# PROBLEM STATEMENT
Transcribe the records that follow, preserving every word.

# Stored data

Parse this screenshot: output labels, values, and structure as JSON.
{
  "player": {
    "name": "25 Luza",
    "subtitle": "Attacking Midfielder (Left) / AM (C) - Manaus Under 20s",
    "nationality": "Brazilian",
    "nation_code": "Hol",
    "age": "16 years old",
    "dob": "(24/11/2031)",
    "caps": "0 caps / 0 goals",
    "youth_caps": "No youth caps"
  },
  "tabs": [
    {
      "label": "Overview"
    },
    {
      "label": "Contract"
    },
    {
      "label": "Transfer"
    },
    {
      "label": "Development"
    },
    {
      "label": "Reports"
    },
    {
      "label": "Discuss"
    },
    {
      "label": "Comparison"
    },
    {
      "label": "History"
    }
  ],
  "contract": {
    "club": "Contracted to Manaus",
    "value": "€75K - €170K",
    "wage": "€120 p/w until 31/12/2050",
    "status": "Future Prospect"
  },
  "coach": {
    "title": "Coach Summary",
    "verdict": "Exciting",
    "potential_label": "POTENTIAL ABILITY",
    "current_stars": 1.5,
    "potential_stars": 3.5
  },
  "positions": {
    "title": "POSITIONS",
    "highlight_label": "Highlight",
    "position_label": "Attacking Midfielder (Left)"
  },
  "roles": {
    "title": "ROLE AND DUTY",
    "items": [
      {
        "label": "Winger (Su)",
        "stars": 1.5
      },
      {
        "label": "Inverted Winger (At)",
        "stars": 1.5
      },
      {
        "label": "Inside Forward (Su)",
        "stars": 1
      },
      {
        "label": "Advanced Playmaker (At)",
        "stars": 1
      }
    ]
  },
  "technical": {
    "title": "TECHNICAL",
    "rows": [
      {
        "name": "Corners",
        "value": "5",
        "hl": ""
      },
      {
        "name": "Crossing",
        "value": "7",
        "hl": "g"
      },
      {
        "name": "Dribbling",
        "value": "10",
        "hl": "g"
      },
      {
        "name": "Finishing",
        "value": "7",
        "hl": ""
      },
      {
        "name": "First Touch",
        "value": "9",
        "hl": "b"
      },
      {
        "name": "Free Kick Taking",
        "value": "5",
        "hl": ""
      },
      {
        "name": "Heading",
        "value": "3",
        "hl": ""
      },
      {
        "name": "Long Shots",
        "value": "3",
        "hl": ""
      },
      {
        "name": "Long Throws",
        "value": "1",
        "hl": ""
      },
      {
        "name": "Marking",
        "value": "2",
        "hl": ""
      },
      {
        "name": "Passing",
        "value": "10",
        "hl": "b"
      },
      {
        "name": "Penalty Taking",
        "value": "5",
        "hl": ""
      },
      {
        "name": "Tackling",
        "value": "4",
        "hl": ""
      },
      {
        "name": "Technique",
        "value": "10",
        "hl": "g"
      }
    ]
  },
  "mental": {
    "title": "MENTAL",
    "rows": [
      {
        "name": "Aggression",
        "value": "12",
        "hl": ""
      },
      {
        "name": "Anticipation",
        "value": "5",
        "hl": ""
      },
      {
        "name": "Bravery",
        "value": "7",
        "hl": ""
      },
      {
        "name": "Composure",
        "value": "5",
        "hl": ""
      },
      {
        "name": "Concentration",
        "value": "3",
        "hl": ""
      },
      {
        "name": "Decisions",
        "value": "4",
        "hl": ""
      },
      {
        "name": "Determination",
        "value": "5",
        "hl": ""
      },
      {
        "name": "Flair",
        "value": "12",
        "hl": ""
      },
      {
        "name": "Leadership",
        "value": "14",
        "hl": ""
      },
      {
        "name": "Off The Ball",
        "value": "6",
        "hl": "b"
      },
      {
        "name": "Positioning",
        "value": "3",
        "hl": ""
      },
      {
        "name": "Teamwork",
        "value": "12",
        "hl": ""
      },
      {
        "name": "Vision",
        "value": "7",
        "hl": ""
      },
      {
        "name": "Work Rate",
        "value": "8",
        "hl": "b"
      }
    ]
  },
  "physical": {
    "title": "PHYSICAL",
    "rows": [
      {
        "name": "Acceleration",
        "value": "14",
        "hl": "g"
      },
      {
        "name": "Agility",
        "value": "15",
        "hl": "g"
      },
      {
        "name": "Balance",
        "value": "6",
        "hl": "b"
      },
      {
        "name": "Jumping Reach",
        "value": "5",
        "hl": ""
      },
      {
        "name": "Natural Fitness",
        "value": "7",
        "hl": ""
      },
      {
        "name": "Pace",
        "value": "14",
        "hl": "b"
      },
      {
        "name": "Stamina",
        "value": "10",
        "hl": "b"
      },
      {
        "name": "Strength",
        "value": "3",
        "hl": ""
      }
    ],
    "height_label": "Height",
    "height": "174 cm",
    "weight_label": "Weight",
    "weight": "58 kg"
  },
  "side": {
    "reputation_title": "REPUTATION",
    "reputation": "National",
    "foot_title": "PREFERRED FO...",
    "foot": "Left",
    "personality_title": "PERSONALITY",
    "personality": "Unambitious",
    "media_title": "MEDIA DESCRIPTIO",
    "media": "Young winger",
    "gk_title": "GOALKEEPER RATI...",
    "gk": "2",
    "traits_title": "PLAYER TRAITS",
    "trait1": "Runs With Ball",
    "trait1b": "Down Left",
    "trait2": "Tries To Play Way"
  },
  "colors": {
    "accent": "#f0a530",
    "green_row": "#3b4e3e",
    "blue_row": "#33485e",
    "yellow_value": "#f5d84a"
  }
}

# RESPONSE BELOW
Parse this screenshot: output labels, values, and structure as JSON.
{
  "player": {
    "name": "25 Luza",
    "subtitle": "Attacking Midfielder (Left) / AM (C) - Manaus Under 20s",
    "nationality": "Brazilian",
    "nation_code": "Hol",
    "age": "16 years old",
    "dob": "(24/11/2031)",
    "caps": "0 caps / 0 goals",
    "youth_caps": "No youth caps"
  },
  "tabs": [
    {
      "label": "Overview"
    },
    {
      "label": "Contract"
    },
    {
      "label": "Transfer"
    },
    {
      "label": "Development"
    },
    {
      "label": "Reports"
    },
    {
      "label": "Discuss"
    },
    {
      "label": "Comparison"
    },
    {
      "label": "History"
    }
  ],
  "contract": {
    "club": "Contracted to Manaus",
    "value": "€75K - €170K",
    "wage": "€120 p/w until 31/12/2050",
    "status": "Future Prospect"
  },
  "coach": {
    "title": "Coach Summary",
    "verdict": "Exciting",
    "potential_label": "POTENTIAL ABILITY",
    "current_stars": 1.5,
    "potential_stars": 3.5
  },
  "positions": {
    "title": "POSITIONS",
    "highlight_label": "Highlight",
    "position_label": "Attacking Midfielder (Left)"
  },
  "roles": {
    "title": "ROLE AND DUTY",
    "items": [
      {
        "label": "Winger (Su)",
        "stars": 1.5
      },
      {
        "label": "Inverted Winger (At)",
        "stars": 1.5
      },
      {
        "label": "Inside Forward (Su)",
        "stars": 1
      },
      {
        "label": "Advanced Playmaker (At)",
        "stars": 1
      }
    ]
  },
  "technical": {
    "title": "TECHNICAL",
    "rows": [
      {
        "name": "Corners",
        "value": "5",
        "hl": ""
      },
      {
        "name": "Crossing",
        "value": "7",
        "hl": "g"
      },
      {
        "name": "Dribbling",
        "value": "10",
        "hl": "g"
      },
      {
        "name": "Finishing",
        "value": "7",
        "hl": ""
      },
      {
        "name": "First Touch",
        "value": "9",
        "hl": "b"
      },
      {
        "name": "Free Kick Taking",
        "value": "5",
        "hl": ""
      },
      {
        "name": "Heading",
        "value": "3",
        "hl": ""
      },
      {
        "name": "Long Shots",
        "value": "3",
        "hl": ""
      },
      {
        "name": "Long Throws",
        "value": "1",
        "hl": ""
      },
      {
        "name": "Marking",
        "value": "2",
        "hl": ""
      },
      {
        "name": "Passing",
        "value": "10",
        "hl": "b"
      },
      {
        "name": "Penalty Taking",
        "value": "5",
        "hl": ""
      },
      {
        "name": "Tackling",
        "value": "4",
        "hl": ""
      },
      {
        "name": "Technique",
        "value": "10",
        "hl": "g"
      }
    ]
  },
  "mental": {
    "title": "MENTAL",
    "rows": [
      {
        "name": "Aggression",
        "value": "12",
        "hl": ""
      },
      {
        "name": "Anticipation",
        "value": "5",
        "hl": ""
      },
      {
        "name": "Bravery",
        "value": "7",
        "hl": ""
      },
      {
        "name": "Composure",
        "value": "5",
        "hl": ""
      },
      {
        "name": "Concentration",
        "value": "3",
        "hl": ""
      },
      {
        "name": "Decisions",
        "value": "4",
        "hl": ""
      },
      {
        "name": "Determination",
        "value": "5",
        "hl": ""
      },
      {
        "name": "Flair",
        "value": "12",
        "hl": ""
      },
      {
        "name": "Leadership",
        "value": "14",
        "hl": ""
      },
      {
        "name": "Off The Ball",
        "value": "6",
        "hl": "b"
      },
      {
        "name": "Positioning",
        "value": "3",
        "hl": ""
      },
      {
        "name": "Teamwork",
        "value": "12",
        "hl": ""
      },
      {
        "name": "Vision",
        "value": "7",
        "hl": ""
      },
      {
        "name": "Work Rate",
        "value": "8",
        "hl": "b"
      }
    ]
  },
  "physical": {
    "title": "PHYSICAL",
    "rows": [
      {
        "name": "Acceleration",
        "value": "14",
        "hl": "g"
      },
      {
        "name": "Agility",
        "value": "15",
        "hl": "g"
      },
      {
        "name": "Balance",
        "value": "6",
        "hl": "b"
      },
      {
        "name": "Jumping Reach",
        "value": "5",
        "hl": ""
      },
      {
        "name": "Natural Fitness",
        "value": "7",
        "hl": ""
      },
      {
        "name": "Pace",
        "value": "14",
        "hl": "b"
      },
      {
        "name": "Stamina",
        "value": "10",
        "hl": "b"
      },
      {
        "name": "Strength",
        "value": "3",
        "hl": ""
      }
    ],
    "height_label": "Height",
    "height": "174 cm",
    "weight_label": "Weight",
    "weight": "58 kg"
  },
  "side": {
    "reputation_title": "REPUTATION",
    "reputation": "National",
    "foot_title": "PREFERRED FO...",
    "foot": "Left",
    "personality_title": "PERSONALITY",
    "personality": "Unambitious",
    "media_title": "MEDIA DESCRIPTIO",
    "media": "Young winger",
    "gk_title": "GOALKEEPER RATI...",
    "gk": "2",
    "traits_title": "PLAYER TRAITS",
    "trait1": "Runs With Ball",
    "trait1b": "Down Left",
    "trait2": "Tries To Play Way"
  },
  "colors": {
    "accent": "#f0a530",
    "green_row": "#3b4e3e",
    "blue_row": "#33485e",
    "yellow_value": "#f5d84a"
  }
}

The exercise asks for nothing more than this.